_GIVEN TASK_: Pick out every line holding the string "CORRELATION" and copy it.

--- BEGIN EXTRACTED RECORDS ---

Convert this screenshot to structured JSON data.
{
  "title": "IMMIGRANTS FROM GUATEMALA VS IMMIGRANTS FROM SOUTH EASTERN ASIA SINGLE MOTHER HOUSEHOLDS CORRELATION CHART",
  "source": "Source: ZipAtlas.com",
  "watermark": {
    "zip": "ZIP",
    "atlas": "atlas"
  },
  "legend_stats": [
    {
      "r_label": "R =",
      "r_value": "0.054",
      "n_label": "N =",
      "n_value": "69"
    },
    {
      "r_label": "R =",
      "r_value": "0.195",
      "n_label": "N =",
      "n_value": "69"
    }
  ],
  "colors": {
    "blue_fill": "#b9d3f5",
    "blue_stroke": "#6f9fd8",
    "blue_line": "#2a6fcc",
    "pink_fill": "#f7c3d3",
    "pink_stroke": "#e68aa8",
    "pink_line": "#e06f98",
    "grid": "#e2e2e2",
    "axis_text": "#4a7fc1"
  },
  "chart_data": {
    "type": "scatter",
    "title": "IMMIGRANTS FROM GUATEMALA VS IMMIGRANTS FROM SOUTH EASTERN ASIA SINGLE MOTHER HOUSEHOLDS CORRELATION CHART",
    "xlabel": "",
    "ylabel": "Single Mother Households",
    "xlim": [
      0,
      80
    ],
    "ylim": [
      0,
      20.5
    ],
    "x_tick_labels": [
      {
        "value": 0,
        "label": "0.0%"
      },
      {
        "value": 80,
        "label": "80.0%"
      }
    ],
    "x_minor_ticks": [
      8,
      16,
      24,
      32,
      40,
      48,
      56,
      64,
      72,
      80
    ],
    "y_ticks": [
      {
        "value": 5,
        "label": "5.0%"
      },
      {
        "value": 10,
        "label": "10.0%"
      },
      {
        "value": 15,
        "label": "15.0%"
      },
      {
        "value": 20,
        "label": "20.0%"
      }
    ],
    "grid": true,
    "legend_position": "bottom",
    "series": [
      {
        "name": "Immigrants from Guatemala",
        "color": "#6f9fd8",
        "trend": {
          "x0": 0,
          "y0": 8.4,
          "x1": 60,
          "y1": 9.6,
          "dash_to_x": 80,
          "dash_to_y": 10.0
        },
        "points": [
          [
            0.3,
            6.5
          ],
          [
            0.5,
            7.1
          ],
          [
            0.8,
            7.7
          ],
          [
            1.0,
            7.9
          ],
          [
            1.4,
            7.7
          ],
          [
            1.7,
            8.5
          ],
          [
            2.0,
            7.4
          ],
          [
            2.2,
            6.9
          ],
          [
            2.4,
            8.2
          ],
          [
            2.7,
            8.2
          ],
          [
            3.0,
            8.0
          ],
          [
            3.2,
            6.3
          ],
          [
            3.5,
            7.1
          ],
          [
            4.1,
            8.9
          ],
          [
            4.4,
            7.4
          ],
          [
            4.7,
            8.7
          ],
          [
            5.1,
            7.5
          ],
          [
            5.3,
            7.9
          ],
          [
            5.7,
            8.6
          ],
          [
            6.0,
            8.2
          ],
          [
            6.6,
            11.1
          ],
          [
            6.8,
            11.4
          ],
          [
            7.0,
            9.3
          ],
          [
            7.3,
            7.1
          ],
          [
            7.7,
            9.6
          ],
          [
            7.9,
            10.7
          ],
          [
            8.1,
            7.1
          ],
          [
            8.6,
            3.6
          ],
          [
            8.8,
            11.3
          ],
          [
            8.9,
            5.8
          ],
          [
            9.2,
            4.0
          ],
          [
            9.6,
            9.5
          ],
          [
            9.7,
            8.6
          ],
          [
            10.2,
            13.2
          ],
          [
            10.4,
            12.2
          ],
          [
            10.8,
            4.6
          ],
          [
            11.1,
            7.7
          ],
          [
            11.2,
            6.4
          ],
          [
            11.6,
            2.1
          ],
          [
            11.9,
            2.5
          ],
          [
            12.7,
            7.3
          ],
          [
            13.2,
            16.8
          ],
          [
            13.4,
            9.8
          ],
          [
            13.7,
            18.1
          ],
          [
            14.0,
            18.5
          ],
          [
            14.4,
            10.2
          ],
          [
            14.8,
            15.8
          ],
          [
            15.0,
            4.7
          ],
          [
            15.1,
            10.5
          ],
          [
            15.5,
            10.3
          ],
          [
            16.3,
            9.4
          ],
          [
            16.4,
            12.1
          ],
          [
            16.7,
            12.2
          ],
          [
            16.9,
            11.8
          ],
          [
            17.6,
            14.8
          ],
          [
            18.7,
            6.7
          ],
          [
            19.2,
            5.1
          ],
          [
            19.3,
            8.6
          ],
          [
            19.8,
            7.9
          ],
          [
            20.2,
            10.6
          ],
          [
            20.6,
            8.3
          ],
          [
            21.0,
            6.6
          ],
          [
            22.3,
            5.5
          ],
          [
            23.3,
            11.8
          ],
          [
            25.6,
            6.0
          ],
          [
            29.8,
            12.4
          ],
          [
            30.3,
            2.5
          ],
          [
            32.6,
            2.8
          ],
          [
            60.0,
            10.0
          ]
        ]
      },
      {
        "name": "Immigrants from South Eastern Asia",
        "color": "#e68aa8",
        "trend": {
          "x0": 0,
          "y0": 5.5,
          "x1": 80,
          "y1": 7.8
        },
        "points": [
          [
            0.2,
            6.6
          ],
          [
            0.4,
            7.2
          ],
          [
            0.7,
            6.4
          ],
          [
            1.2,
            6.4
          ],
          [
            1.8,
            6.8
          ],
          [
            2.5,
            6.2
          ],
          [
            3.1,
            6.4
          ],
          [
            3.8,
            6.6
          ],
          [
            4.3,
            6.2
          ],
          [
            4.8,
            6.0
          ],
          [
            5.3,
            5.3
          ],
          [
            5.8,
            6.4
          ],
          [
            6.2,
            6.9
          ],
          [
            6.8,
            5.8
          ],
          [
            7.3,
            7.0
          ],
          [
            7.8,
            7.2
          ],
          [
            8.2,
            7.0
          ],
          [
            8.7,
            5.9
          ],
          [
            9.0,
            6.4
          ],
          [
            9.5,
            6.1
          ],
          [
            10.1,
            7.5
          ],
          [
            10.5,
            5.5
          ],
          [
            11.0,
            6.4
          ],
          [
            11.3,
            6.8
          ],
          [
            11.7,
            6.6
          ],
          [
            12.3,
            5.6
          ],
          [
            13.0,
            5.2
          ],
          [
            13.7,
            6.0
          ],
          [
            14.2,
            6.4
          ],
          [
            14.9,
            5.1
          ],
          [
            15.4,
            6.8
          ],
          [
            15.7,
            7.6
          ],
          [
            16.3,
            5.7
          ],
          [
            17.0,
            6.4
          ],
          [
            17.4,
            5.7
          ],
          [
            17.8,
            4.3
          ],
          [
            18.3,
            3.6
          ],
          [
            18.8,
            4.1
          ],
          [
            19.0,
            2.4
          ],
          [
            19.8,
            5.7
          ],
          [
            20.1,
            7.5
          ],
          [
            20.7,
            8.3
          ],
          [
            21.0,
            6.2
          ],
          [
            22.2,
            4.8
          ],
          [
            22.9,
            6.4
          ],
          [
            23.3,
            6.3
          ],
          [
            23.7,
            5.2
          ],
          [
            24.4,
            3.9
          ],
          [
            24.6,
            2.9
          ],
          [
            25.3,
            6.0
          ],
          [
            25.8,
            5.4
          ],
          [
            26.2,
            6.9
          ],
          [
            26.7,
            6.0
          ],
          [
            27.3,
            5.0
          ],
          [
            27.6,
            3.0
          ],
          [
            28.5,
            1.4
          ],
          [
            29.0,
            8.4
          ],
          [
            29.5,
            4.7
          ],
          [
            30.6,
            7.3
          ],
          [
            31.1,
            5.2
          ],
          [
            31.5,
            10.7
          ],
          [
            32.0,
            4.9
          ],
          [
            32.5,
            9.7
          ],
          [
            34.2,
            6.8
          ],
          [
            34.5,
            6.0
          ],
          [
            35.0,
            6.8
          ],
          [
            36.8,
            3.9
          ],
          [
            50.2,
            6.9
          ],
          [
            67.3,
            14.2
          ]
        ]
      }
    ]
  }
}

--- END EXTRACTED RECORDS ---

_RIGHT ANSWER_:
  "title": "IMMIGRANTS FROM GUATEMALA VS IMMIGRANTS FROM SOUTH EASTERN ASIA SINGLE MOTHER HOUSEHOLDS CORRELATION CHART",
    "title": "IMMIGRANTS FROM GUATEMALA VS IMMIGRANTS FROM SOUTH EASTERN ASIA SINGLE MOTHER HOUSEHOLDS CORRELATION CHART",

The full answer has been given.